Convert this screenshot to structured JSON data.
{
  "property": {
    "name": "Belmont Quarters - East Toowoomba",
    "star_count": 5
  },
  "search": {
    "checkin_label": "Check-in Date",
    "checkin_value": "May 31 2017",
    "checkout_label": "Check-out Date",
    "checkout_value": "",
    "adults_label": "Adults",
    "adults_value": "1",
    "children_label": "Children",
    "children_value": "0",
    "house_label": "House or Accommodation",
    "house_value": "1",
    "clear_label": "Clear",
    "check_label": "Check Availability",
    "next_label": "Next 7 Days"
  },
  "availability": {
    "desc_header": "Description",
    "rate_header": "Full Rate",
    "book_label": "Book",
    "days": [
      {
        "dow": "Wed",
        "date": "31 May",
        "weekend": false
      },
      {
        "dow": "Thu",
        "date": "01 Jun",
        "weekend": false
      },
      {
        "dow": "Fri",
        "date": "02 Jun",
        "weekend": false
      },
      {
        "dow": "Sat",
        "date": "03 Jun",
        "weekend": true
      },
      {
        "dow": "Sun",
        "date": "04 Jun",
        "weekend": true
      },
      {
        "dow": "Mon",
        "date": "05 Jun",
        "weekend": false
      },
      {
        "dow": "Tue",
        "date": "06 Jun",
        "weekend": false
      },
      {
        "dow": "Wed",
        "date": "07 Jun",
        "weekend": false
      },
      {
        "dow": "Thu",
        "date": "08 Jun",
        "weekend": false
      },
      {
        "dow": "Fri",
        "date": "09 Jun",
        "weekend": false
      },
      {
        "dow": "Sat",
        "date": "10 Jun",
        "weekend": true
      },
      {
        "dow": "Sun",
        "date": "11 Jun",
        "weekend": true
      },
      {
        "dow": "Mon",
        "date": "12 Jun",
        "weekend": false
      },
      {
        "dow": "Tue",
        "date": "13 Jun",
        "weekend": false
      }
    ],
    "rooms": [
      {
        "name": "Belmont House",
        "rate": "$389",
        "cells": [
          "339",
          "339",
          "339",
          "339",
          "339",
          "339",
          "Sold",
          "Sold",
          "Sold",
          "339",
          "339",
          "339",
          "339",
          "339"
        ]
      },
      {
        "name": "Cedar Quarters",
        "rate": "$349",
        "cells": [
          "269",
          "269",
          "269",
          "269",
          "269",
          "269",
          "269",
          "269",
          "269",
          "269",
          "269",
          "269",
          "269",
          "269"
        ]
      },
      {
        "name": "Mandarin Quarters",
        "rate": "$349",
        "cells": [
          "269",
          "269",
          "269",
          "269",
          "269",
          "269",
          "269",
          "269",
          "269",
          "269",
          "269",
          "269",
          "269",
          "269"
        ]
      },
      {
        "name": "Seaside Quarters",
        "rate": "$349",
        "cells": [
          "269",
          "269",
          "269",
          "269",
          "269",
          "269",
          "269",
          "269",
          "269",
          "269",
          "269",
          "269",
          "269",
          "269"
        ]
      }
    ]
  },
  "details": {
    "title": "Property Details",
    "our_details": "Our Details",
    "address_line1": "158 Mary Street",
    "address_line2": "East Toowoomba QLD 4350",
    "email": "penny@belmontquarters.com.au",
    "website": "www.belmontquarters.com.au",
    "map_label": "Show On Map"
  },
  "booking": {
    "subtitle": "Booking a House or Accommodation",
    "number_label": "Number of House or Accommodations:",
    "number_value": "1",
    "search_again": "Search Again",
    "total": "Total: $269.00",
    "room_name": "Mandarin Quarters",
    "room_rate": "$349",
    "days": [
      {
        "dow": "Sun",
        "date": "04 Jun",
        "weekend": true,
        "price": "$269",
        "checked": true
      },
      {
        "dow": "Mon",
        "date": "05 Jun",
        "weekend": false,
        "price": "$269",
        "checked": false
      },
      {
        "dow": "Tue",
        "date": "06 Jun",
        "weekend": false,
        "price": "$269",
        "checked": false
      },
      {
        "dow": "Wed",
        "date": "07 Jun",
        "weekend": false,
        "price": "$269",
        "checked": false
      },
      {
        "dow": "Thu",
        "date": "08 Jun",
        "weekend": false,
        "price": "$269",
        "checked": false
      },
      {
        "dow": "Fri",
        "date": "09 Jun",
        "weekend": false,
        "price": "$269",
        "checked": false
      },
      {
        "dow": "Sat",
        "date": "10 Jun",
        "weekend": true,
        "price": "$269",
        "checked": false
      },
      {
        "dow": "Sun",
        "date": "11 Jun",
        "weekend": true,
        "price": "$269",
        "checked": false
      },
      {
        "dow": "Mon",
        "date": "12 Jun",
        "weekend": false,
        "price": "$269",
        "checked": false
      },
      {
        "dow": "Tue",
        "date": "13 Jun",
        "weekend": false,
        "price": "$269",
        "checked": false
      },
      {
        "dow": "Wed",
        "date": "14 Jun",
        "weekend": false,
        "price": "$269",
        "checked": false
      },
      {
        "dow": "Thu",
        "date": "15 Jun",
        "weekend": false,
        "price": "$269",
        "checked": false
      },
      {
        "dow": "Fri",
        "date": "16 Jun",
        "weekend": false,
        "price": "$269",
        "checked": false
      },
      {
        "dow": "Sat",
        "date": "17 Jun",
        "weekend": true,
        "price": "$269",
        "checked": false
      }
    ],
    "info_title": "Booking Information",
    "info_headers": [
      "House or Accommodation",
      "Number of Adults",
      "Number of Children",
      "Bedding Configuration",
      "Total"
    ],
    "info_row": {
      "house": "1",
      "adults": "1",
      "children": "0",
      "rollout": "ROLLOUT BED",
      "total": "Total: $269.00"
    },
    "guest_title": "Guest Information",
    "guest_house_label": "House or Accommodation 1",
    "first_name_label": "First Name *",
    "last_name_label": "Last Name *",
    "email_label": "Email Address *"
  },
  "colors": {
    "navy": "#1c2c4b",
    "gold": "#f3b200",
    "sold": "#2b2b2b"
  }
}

##########

Directive = Write out every entry exactly as given.

Answer to this exercise =
Convert this screenshot to structured JSON data.
{
  "property": {
    "name": "Belmont Quarters - East Toowoomba",
    "star_count": 5
  },
  "search": {
    "checkin_label": "Check-in Date",
    "checkin_value": "May 31 2017",
    "checkout_label": "Check-out Date",
    "checkout_value": "",
    "adults_label": "Adults",
    "adults_value": "1",
    "children_label": "Children",
    "children_value": "0",
    "house_label": "House or Accommodation",
    "house_value": "1",
    "clear_label": "Clear",
    "check_label": "Check Availability",
    "next_label": "Next 7 Days"
  },
  "availability": {
    "desc_header": "Description",
    "rate_header": "Full Rate",
    "book_label": "Book",
    "days": [
      {
        "dow": "Wed",
        "date": "31 May",
        "weekend": false
      },
      {
        "dow": "Thu",
        "date": "01 Jun",
        "weekend": false
      },
      {
        "dow": "Fri",
        "date": "02 Jun",
        "weekend": false
      },
      {
        "dow": "Sat",
        "date": "03 Jun",
        "weekend": true
      },
      {
        "dow": "Sun",
        "date": "04 Jun",
        "weekend": true
      },
      {
        "dow": "Mon",
        "date": "05 Jun",
        "weekend": false
      },
      {
        "dow": "Tue",
        "date": "06 Jun",
        "weekend": false
      },
      {
        "dow": "Wed",
        "date": "07 Jun",
        "weekend": false
      },
      {
        "dow": "Thu",
        "date": "08 Jun",
        "weekend": false
      },
      {
        "dow": "Fri",
        "date": "09 Jun",
        "weekend": false
      },
      {
        "dow": "Sat",
        "date": "10 Jun",
        "weekend": true
      },
      {
        "dow": "Sun",
        "date": "11 Jun",
        "weekend": true
      },
      {
        "dow": "Mon",
        "date": "12 Jun",
        "weekend": false
      },
      {
        "dow": "Tue",
        "date": "13 Jun",
        "weekend": false
      }
    ],
    "rooms": [
      {
        "name": "Belmont House",
        "rate": "$389",
        "cells": [
          "339",
          "339",
          "339",
          "339",
          "339",
          "339",
          "Sold",
          "Sold",
          "Sold",
          "339",
          "339",
          "339",
          "339",
          "339"
        ]
      },
      {
        "name": "Cedar Quarters",
        "rate": "$349",
        "cells": [
          "269",
          "269",
          "269",
          "269",
          "269",
          "269",
          "269",
          "269",
          "269",
          "269",
          "269",
          "269",
          "269",
          "269"
        ]
      },
      {
        "name": "Mandarin Quarters",
        "rate": "$349",
        "cells": [
          "269",
          "269",
          "269",
          "269",
          "269",
          "269",
          "269",
          "269",
          "269",
          "269",
          "269",
          "269",
          "269",
          "269"
        ]
      },
      {
        "name": "Seaside Quarters",
        "rate": "$349",
        "cells": [
          "269",
          "269",
          "269",
          "269",
          "269",
          "269",
          "269",
          "269",
          "269",
          "269",
          "269",
          "269",
          "269",
          "269"
        ]
      }
    ]
  },
  "details": {
    "title": "Property Details",
    "our_details": "Our Details",
    "address_line1": "158 Mary Street",
    "address_line2": "East Toowoomba QLD 4350",
    "email": "penny@belmontquarters.com.au",
    "website": "www.belmontquarters.com.au",
    "map_label": "Show On Map"
  },
  "booking": {
    "subtitle": "Booking a House or Accommodation",
    "number_label": "Number of House or Accommodations:",
    "number_value": "1",
    "search_again": "Search Again",
    "total": "Total: $269.00",
    "room_name": "Mandarin Quarters",
    "room_rate": "$349",
    "days": [
      {
        "dow": "Sun",
        "date": "04 Jun",
        "weekend": true,
        "price": "$269",
        "checked": true
      },
      {
        "dow": "Mon",
        "date": "05 Jun",
        "weekend": false,
        "price": "$269",
        "checked": false
      },
      {
        "dow": "Tue",
        "date": "06 Jun",
        "weekend": false,
        "price": "$269",
        "checked": false
      },
      {
        "dow": "Wed",
        "date": "07 Jun",
        "weekend": false,
        "price": "$269",
        "checked": false
      },
      {
        "dow": "Thu",
        "date": "08 Jun",
        "weekend": false,
        "price": "$269",
        "checked": false
      },
      {
        "dow": "Fri",
        "date": "09 Jun",
        "weekend": false,
        "price": "$269",
        "checked": false
      },
      {
        "dow": "Sat",
        "date": "10 Jun",
        "weekend": true,
        "price": "$269",
        "checked": false
      },
      {
        "dow": "Sun",
        "date": "11 Jun",
        "weekend": true,
        "price": "$269",
        "checked": false
      },
      {
        "dow": "Mon",
        "date": "12 Jun",
        "weekend": false,
        "price": "$269",
        "checked": false
      },
      {
        "dow": "Tue",
        "date": "13 Jun",
        "weekend": false,
        "price": "$269",
        "checked": false
      },
      {
        "dow": "Wed",
        "date": "14 Jun",
        "weekend": false,
        "price": "$269",
        "checked": false
      },
      {
        "dow": "Thu",
        "date": "15 Jun",
        "weekend": false,
        "price": "$269",
        "checked": false
      },
      {
        "dow": "Fri",
        "date": "16 Jun",
        "weekend": false,
        "price": "$269",
        "checked": false
      },
      {
        "dow": "Sat",
        "date": "17 Jun",
        "weekend": true,
        "price": "$269",
        "checked": false
      }
    ],
    "info_title": "Booking Information",
    "info_headers": [
      "House or Accommodation",
      "Number of Adults",
      "Number of Children",
      "Bedding Configuration",
      "Total"
    ],
    "info_row": {
      "house": "1",
      "adults": "1",
      "children": "0",
      "rollout": "ROLLOUT BED",
      "total": "Total: $269.00"
    },
    "guest_title": "Guest Information",
    "guest_house_label": "House or Accommodation 1",
    "first_name_label": "First Name *",
    "last_name_label": "Last Name *",
    "email_label": "Email Address *"
  },
  "colors": {
    "navy": "#1c2c4b",
    "gold": "#f3b200",
    "sold": "#2b2b2b"
  }
}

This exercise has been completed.